Request> List all lines of the data that include the string "Speakers".

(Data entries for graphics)
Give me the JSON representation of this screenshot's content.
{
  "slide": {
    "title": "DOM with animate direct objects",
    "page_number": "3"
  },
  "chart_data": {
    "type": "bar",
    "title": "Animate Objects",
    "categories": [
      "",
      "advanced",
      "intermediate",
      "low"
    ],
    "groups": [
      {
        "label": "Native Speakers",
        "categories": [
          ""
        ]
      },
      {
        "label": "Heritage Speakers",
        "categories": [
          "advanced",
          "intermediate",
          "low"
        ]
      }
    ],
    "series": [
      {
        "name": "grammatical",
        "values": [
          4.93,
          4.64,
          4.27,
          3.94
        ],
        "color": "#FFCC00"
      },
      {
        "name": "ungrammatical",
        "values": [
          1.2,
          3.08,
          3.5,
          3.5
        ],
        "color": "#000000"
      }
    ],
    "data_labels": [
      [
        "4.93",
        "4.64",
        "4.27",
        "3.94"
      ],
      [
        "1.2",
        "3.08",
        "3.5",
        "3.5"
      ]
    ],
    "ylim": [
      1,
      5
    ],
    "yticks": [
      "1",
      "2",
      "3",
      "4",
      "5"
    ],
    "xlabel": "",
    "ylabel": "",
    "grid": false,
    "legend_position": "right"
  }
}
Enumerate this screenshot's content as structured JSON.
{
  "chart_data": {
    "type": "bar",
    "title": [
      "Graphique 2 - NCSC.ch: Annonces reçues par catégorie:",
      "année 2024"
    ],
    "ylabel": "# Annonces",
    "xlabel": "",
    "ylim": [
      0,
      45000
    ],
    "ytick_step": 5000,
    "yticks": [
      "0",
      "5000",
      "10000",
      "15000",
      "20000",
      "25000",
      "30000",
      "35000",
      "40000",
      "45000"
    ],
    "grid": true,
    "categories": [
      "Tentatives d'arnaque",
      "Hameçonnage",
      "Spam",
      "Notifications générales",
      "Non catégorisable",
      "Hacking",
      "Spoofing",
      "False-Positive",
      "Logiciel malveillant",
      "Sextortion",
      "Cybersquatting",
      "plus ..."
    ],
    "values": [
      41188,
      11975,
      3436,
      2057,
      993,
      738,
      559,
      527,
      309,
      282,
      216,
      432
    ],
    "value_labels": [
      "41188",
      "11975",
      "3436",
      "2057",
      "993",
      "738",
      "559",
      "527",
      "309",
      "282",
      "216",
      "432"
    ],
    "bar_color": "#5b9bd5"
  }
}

Exercise result>
        "label": "Native Speakers",
        "label": "Heritage Speakers",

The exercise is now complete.